━━ Provided material ━━
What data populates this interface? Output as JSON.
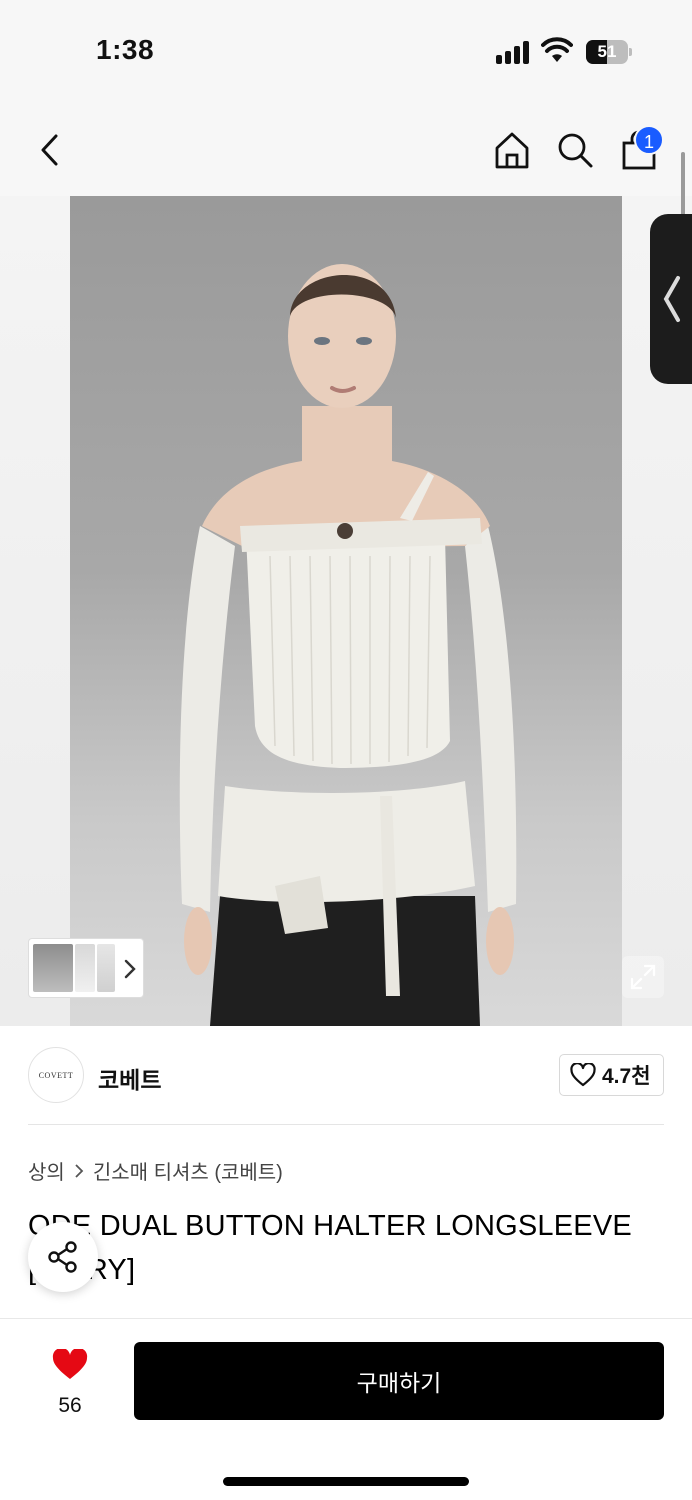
{
  "status": {
    "time": "1:38",
    "battery": "51",
    "battery_level": 0.51
  },
  "nav": {
    "back_icon": "chevron-left-icon",
    "home_icon": "home-icon",
    "search_icon": "search-icon",
    "cart_icon": "shopping-bag-icon",
    "cart_count": "1"
  },
  "gallery": {
    "expand_icon": "expand-icon",
    "thumbs_next_icon": "chevron-right-icon",
    "side_tab_icon": "chevron-left-icon"
  },
  "brand": {
    "logo_text": "COVETT",
    "name": "코베트",
    "likes": "4.7천"
  },
  "breadcrumb": {
    "category": "상의",
    "subcategory": "긴소매 티셔츠 (코베트)"
  },
  "product": {
    "title": "ODE DUAL BUTTON HALTER LONGSLEEVE [IVORY]"
  },
  "bottom": {
    "wish_count": "56",
    "buy_label": "구매하기"
  },
  "colors": {
    "accent_blue": "#1a5cff",
    "heart_red": "#e50914",
    "button_black": "#000000"
  }
}
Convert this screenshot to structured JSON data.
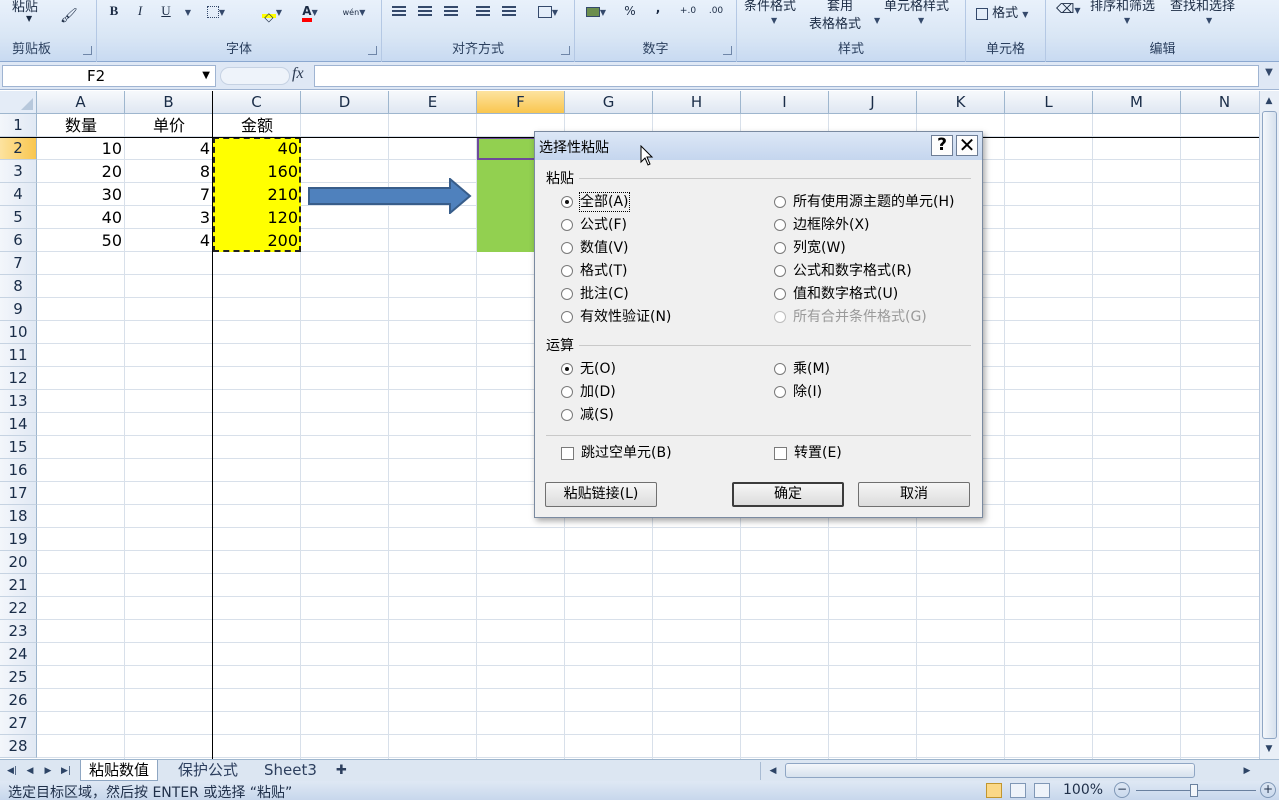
{
  "ribbon": {
    "clipboard": {
      "label": "剪贴板",
      "paste_label": "粘贴"
    },
    "font": {
      "label": "字体",
      "bold": "B",
      "italic": "I",
      "underline": "U",
      "font_color": "A",
      "phonetic": "wén"
    },
    "alignment": {
      "label": "对齐方式"
    },
    "number": {
      "label": "数字",
      "percent": "%",
      "comma": ",",
      "increase_decimal": "+.0",
      "decrease_decimal": ".00"
    },
    "styles": {
      "label": "样式",
      "conditional_format": "条件格式",
      "table_format_line1": "套用",
      "table_format_line2": "表格格式",
      "cell_styles": "单元格样式"
    },
    "cells": {
      "label": "单元格",
      "format": "格式"
    },
    "editing": {
      "label": "编辑",
      "sort_filter": "排序和筛选",
      "find_select": "查找和选择"
    }
  },
  "formula_bar": {
    "name_box": "F2",
    "fx": "fx",
    "value": ""
  },
  "sheet": {
    "columns": [
      "A",
      "B",
      "C",
      "D",
      "E",
      "F",
      "G",
      "H",
      "I",
      "J",
      "K",
      "L",
      "M",
      "N"
    ],
    "selected_column": "F",
    "rows": [
      "1",
      "2",
      "3",
      "4",
      "5",
      "6",
      "7",
      "8",
      "9",
      "10",
      "11",
      "12",
      "13",
      "14",
      "15",
      "16",
      "17",
      "18",
      "19",
      "20",
      "21",
      "22",
      "23",
      "24",
      "25",
      "26",
      "27",
      "28"
    ],
    "selected_row": "2",
    "headers": {
      "a": "数量",
      "b": "单价",
      "c": "金额"
    },
    "data": [
      {
        "qty": "10",
        "price": "4",
        "amount": "40"
      },
      {
        "qty": "20",
        "price": "8",
        "amount": "160"
      },
      {
        "qty": "30",
        "price": "7",
        "amount": "210"
      },
      {
        "qty": "40",
        "price": "3",
        "amount": "120"
      },
      {
        "qty": "50",
        "price": "4",
        "amount": "200"
      }
    ],
    "copy_fill_color": "#ffff00",
    "target_fill_color": "#92d050",
    "arrow_color": "#4f81bd"
  },
  "tabs": [
    "粘贴数值",
    "保护公式",
    "Sheet3"
  ],
  "active_tab": "粘贴数值",
  "status": {
    "message": "选定目标区域，然后按 ENTER 或选择 “粘贴”",
    "zoom": "100%"
  },
  "dialog": {
    "title": "选择性粘贴",
    "help": "?",
    "close": "✕",
    "paste_section": "粘贴",
    "paste_left": [
      "全部(A)",
      "公式(F)",
      "数值(V)",
      "格式(T)",
      "批注(C)",
      "有效性验证(N)"
    ],
    "paste_right": [
      "所有使用源主题的单元(H)",
      "边框除外(X)",
      "列宽(W)",
      "公式和数字格式(R)",
      "值和数字格式(U)",
      "所有合并条件格式(G)"
    ],
    "paste_selected": "全部(A)",
    "op_section": "运算",
    "op_left": [
      "无(O)",
      "加(D)",
      "减(S)"
    ],
    "op_right": [
      "乘(M)",
      "除(I)"
    ],
    "op_selected": "无(O)",
    "skip_blanks": "跳过空单元(B)",
    "transpose": "转置(E)",
    "paste_link": "粘贴链接(L)",
    "ok": "确定",
    "cancel": "取消"
  }
}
━━━
Only the number is wanted: how many lines of these entries contain the string "JSON"?

● **Task answer**: 2